- [Requirement]
From the listing below, count the lines where the string "JSON" occurs. Give the number, with no other words.

------ Given information ------

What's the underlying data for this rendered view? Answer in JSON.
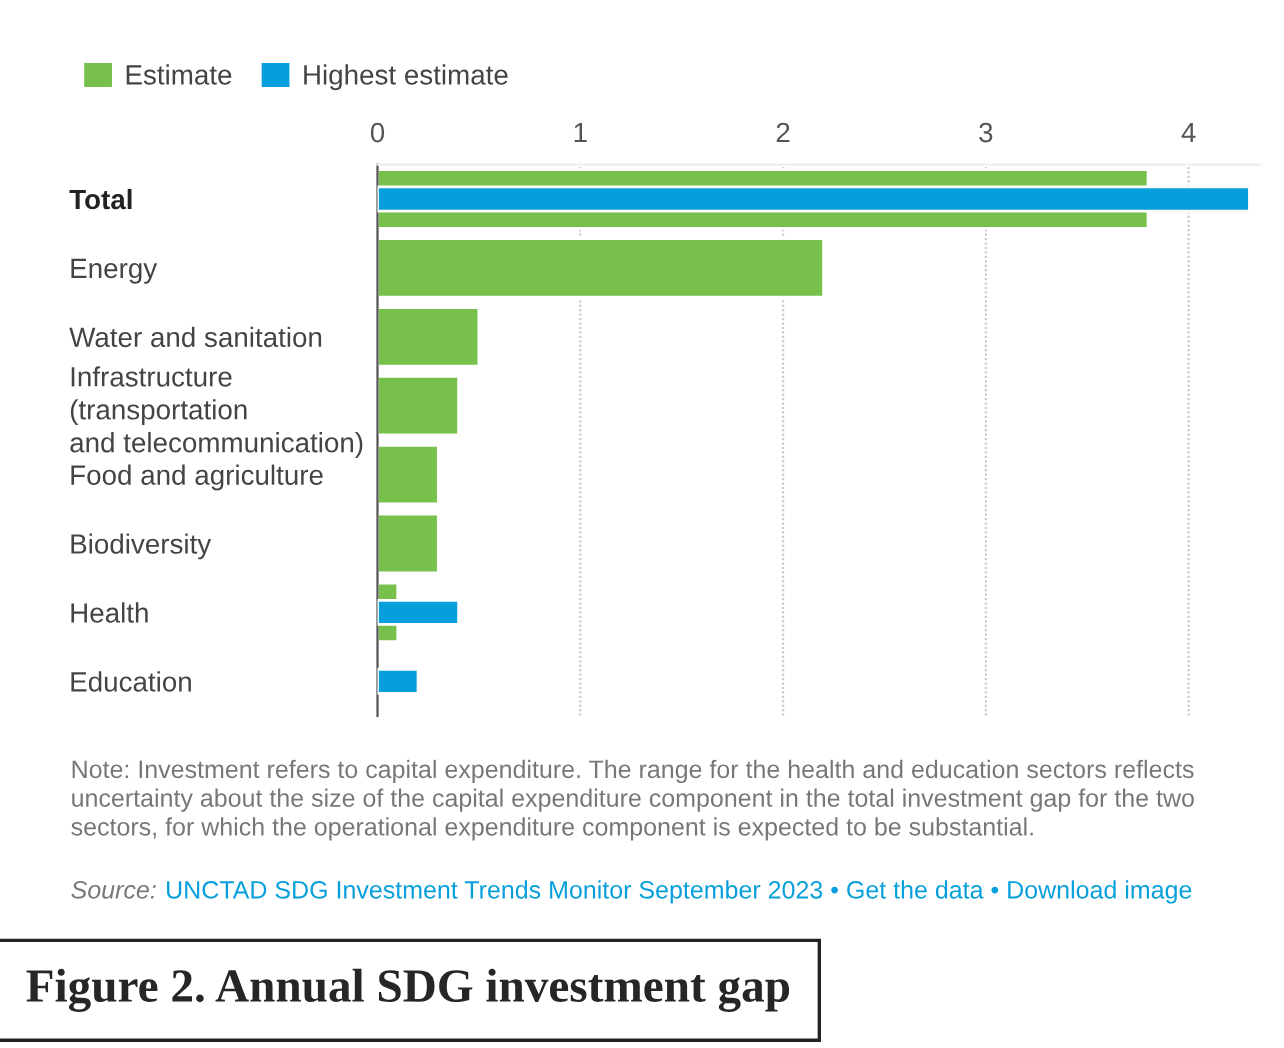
{
  "chart_data": {
    "type": "bar",
    "orientation": "horizontal",
    "title": "Figure 2. Annual SDG investment gap",
    "categories": [
      "Total",
      "Energy",
      "Water and sanitation",
      "Infrastructure\n(transportation\nand telecommunication)",
      "Food and agriculture",
      "Biodiversity",
      "Health",
      "Education"
    ],
    "series": [
      {
        "name": "Estimate",
        "color": "#76c04b",
        "values": [
          3.8,
          2.2,
          0.5,
          0.4,
          0.3,
          0.3,
          0.1,
          null
        ]
      },
      {
        "name": "Highest estimate",
        "color": "#069fdb",
        "values": [
          4.3,
          null,
          null,
          null,
          null,
          null,
          0.4,
          0.2
        ]
      }
    ],
    "xlim": [
      0,
      4.35
    ],
    "xticks": [
      0,
      1,
      2,
      3,
      4
    ],
    "grid": "x",
    "legend": "top left",
    "annotations": [
      "Note: Investment refers to capital expenditure. The range for the health and education sectors reflects uncertainty about the size of the capital expenditure component in the total investment gap for the two sectors, for which the operational expenditure component is expected to be substantial.",
      "Source:",
      "UNCTAD SDG Investment Trends Monitor September 2023 • Get the data • Download image"
    ]
  }
}
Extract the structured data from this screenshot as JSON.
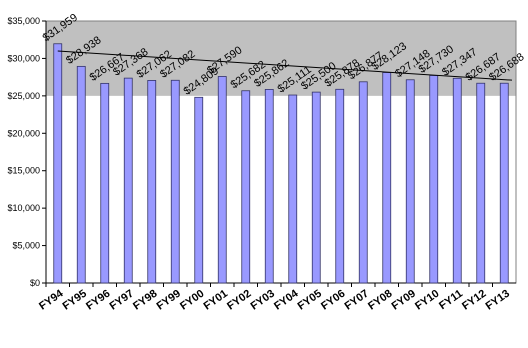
{
  "chart_data": {
    "type": "bar",
    "title": "",
    "xlabel": "",
    "ylabel": "",
    "categories": [
      "FY94",
      "FY95",
      "FY96",
      "FY97",
      "FY98",
      "FY99",
      "FY00",
      "FY01",
      "FY02",
      "FY03",
      "FY04",
      "FY05",
      "FY06",
      "FY07",
      "FY08",
      "FY09",
      "FY10",
      "FY11",
      "FY12",
      "FY13"
    ],
    "values": [
      31959,
      28938,
      26667,
      27368,
      27062,
      27082,
      24809,
      27590,
      25682,
      25862,
      25111,
      25500,
      25878,
      26877,
      28123,
      27148,
      27730,
      27347,
      26687,
      26688
    ],
    "data_labels": [
      "$31,959",
      "$28,938",
      "$26,667",
      "$27,368",
      "$27,062",
      "$27,082",
      "$24,809",
      "$27,590",
      "$25,682",
      "$25,862",
      "$25,111",
      "$25,500",
      "$25,878",
      "$26,877",
      "$28,123",
      "$27,148",
      "$27,730",
      "$27,347",
      "$26,687",
      "$26,688"
    ],
    "ylim": [
      0,
      35000
    ],
    "yticks": [
      0,
      5000,
      10000,
      15000,
      20000,
      25000,
      30000,
      35000
    ],
    "ytick_labels": [
      "$0",
      "$5,000",
      "$10,000",
      "$15,000",
      "$20,000",
      "$25,000",
      "$30,000",
      "$35,000"
    ],
    "trendline": {
      "type": "linear",
      "start": 31000,
      "end": 27100
    },
    "grid": false,
    "legend": "none",
    "colors": {
      "bar_fill": "#9999ff",
      "bar_stroke": "#333366",
      "plot_background": "#c0c0c0",
      "trendline": "#000000"
    }
  }
}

------

- [Exercise output]
2